• [Problem]: How many lines in the listing below include the word "annual"? Answer with the number and nothing else.

• [Data provided]:

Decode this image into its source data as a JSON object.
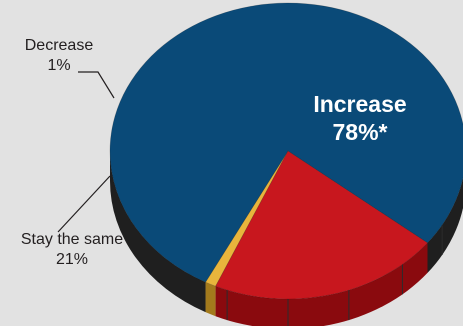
{
  "chart_data": {
    "type": "pie",
    "style": "3d",
    "slices": [
      {
        "label": "Increase",
        "value_label": "78%*",
        "value": 78,
        "color": "#0a4a78",
        "side_color": "#1f1f1f"
      },
      {
        "label": "Decrease",
        "value_label": "1%",
        "value": 1,
        "color": "#e8b53c",
        "side_color": "#a37a1c"
      },
      {
        "label": "Stay the same",
        "value_label": "21%",
        "value": 21,
        "color": "#c8171e",
        "side_color": "#8a0a0e"
      }
    ],
    "background": "#e2e2e2",
    "label_color": "#231f20",
    "leader_color": "#231f20"
  }
}
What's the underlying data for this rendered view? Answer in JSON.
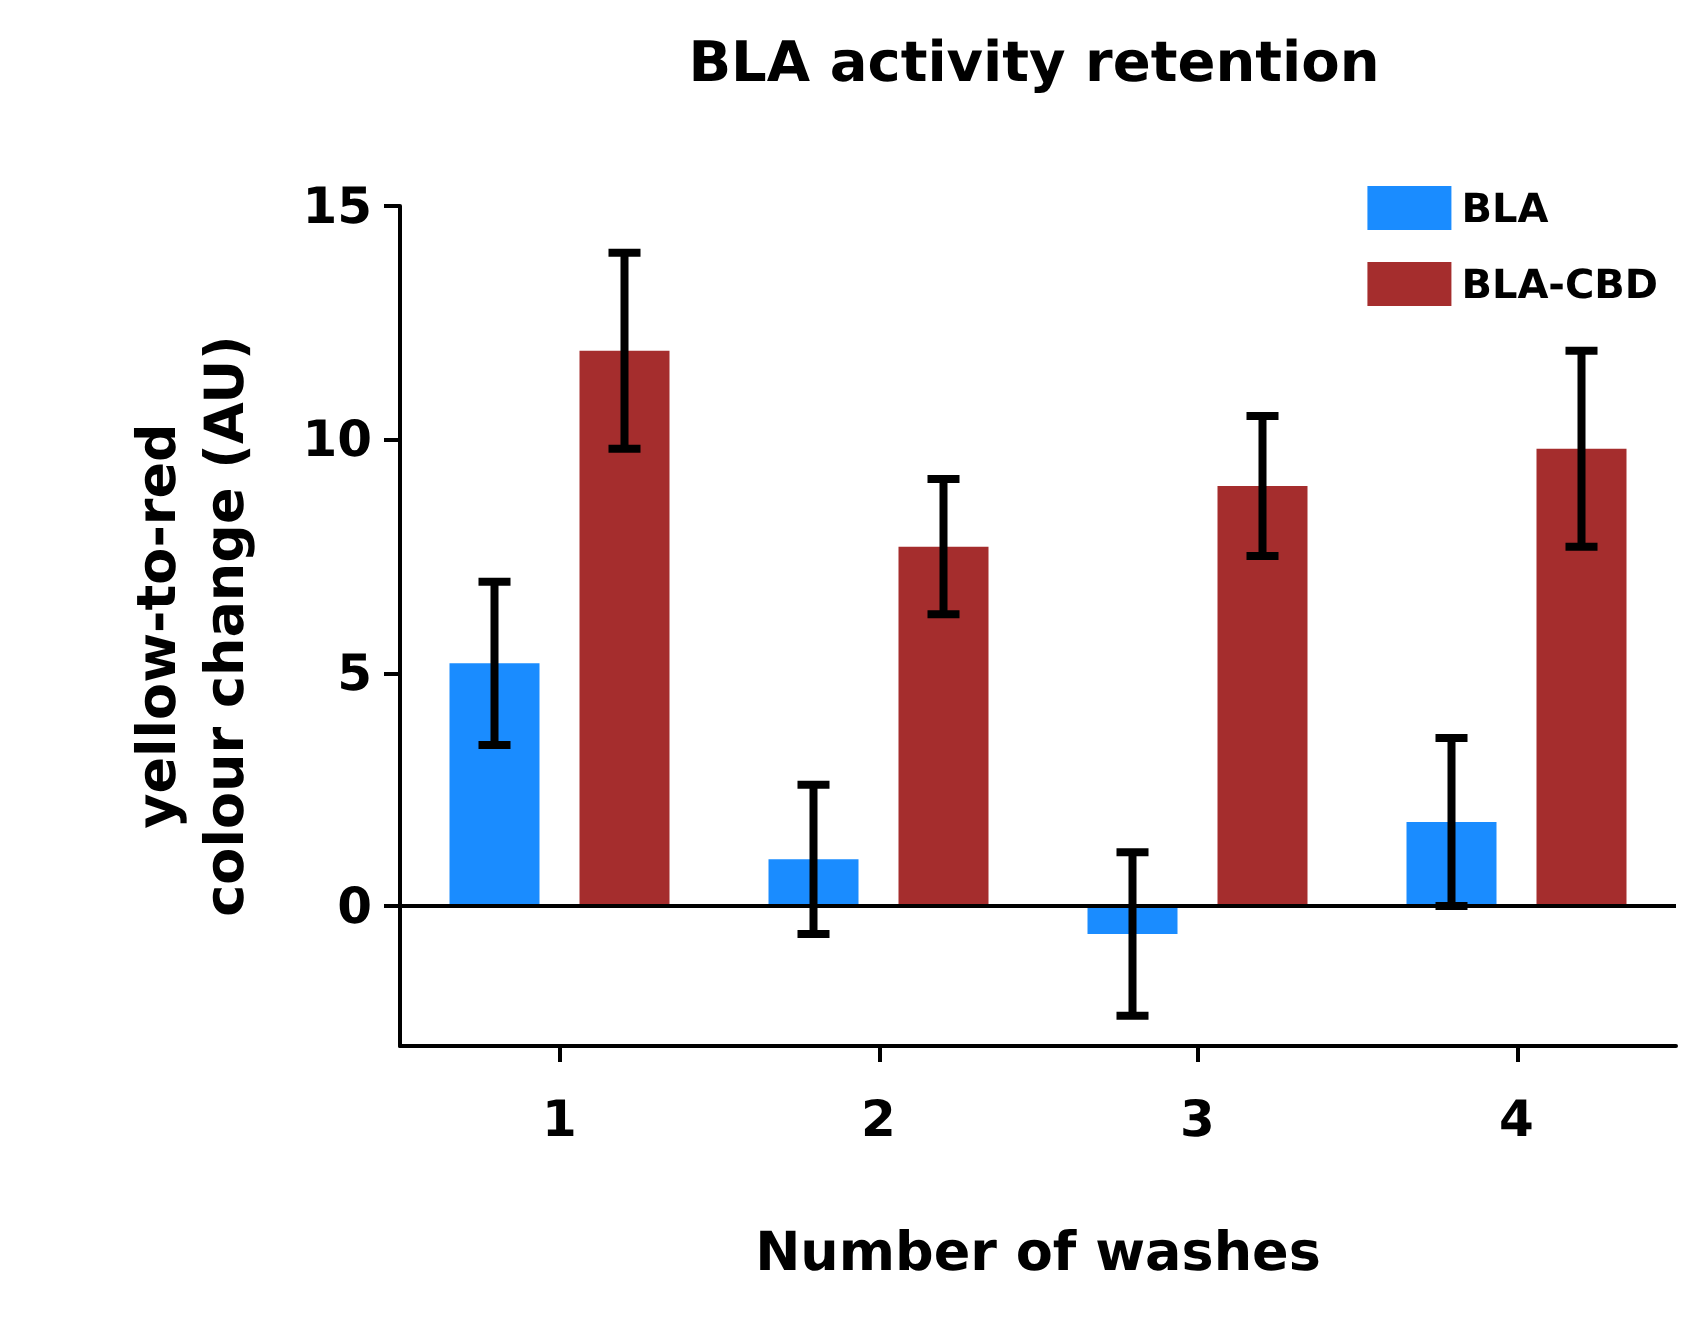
{
  "chart_data": {
    "type": "bar",
    "title": "BLA activity retention",
    "xlabel": "Number of washes",
    "ylabel": "yellow-to-red colour change (AU)",
    "categories": [
      "1",
      "2",
      "3",
      "4"
    ],
    "series": [
      {
        "name": "BLA",
        "color": "#1a8cff",
        "values": [
          5.2,
          1.0,
          -0.6,
          1.8
        ],
        "errors": [
          1.75,
          1.6,
          1.75,
          1.8
        ]
      },
      {
        "name": "BLA-CBD",
        "color": "#a52d2d",
        "values": [
          11.9,
          7.7,
          9.0,
          9.8
        ],
        "errors": [
          2.1,
          1.45,
          1.5,
          2.1
        ]
      }
    ],
    "ylim": [
      -3,
      15
    ],
    "yticks": [
      0,
      5,
      10,
      15
    ],
    "grid": false,
    "legend": "top right",
    "ref_lines": [
      {
        "axis": "y",
        "value": 0
      }
    ]
  }
}
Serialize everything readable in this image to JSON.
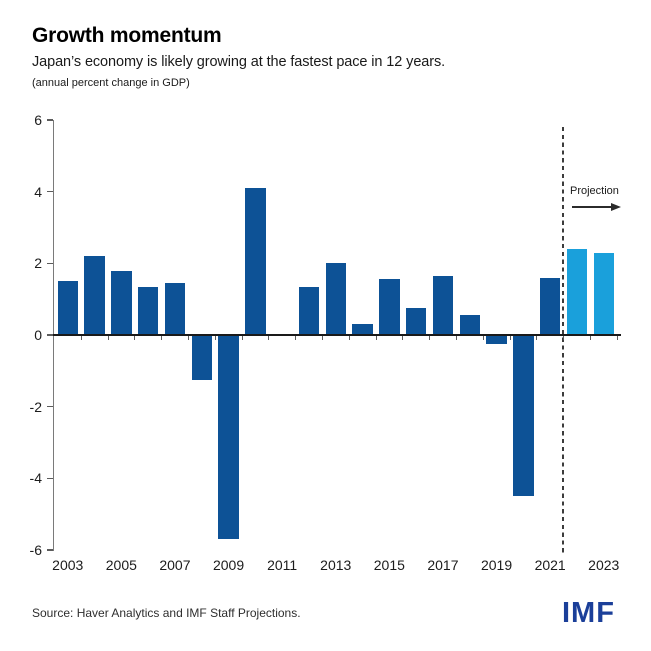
{
  "header": {
    "title": "Growth momentum",
    "subtitle": "Japan’s economy is likely growing at the fastest pace in 12 years.",
    "note": "(annual percent change in GDP)"
  },
  "chart_data": {
    "type": "bar",
    "title": "Growth momentum",
    "units": "annual percent change in GDP",
    "categories": [
      2003,
      2004,
      2005,
      2006,
      2007,
      2008,
      2009,
      2010,
      2011,
      2012,
      2013,
      2014,
      2015,
      2016,
      2017,
      2018,
      2019,
      2020,
      2021,
      2022,
      2023
    ],
    "values": [
      1.5,
      2.2,
      1.8,
      1.35,
      1.45,
      -1.25,
      -5.7,
      4.1,
      0,
      1.35,
      2,
      0.3,
      1.55,
      0.75,
      1.65,
      0.55,
      -0.25,
      -4.5,
      1.6,
      2.4,
      2.3
    ],
    "projected_years": [
      2022,
      2023
    ],
    "annotation": "Projection",
    "ylim": [
      -6,
      6
    ],
    "ytick_step": 2,
    "ytick_labels": [
      "6",
      "4",
      "2",
      "0",
      "-2",
      "-4",
      "-6"
    ],
    "xtick_labels": [
      "2003",
      "2005",
      "2007",
      "2009",
      "2011",
      "2013",
      "2015",
      "2017",
      "2019",
      "2021",
      "2023"
    ],
    "grid": false,
    "legend": "none",
    "xlabel": "",
    "ylabel": ""
  },
  "footer": {
    "source": "Source: Haver Analytics and IMF Staff Projections.",
    "logo": "IMF"
  },
  "colors": {
    "bar_historical": "#0d5296",
    "bar_projection": "#1aa0db",
    "logo_blue": "#1b3f99",
    "axis": "#7a7a7a",
    "divider": "#3c3c3c"
  }
}
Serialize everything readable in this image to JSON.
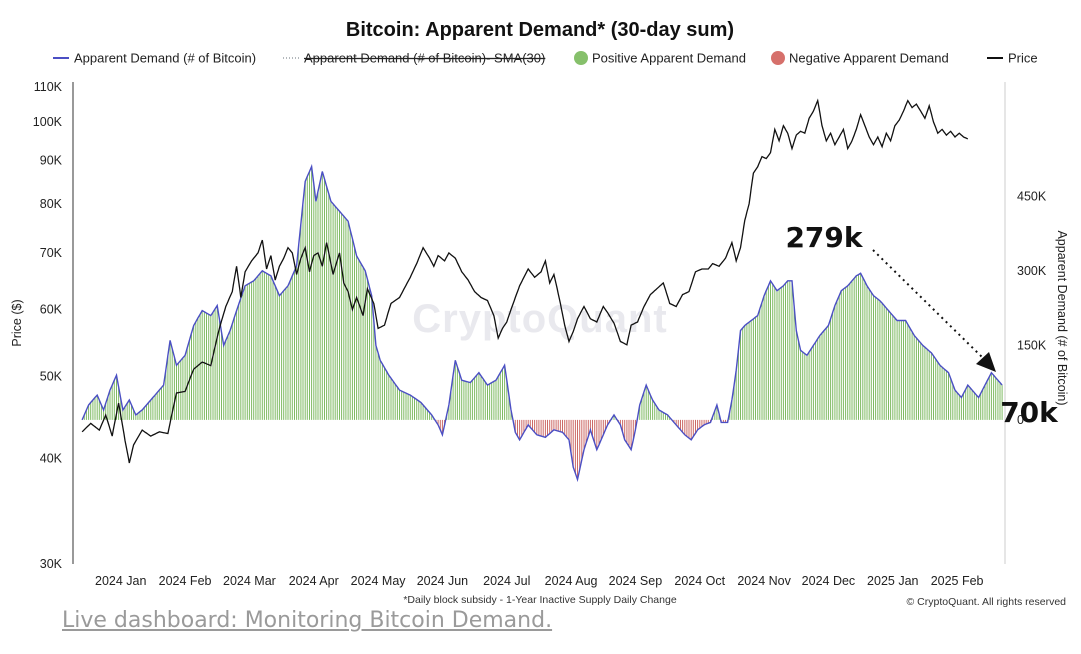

• [Output of the exercise]: 2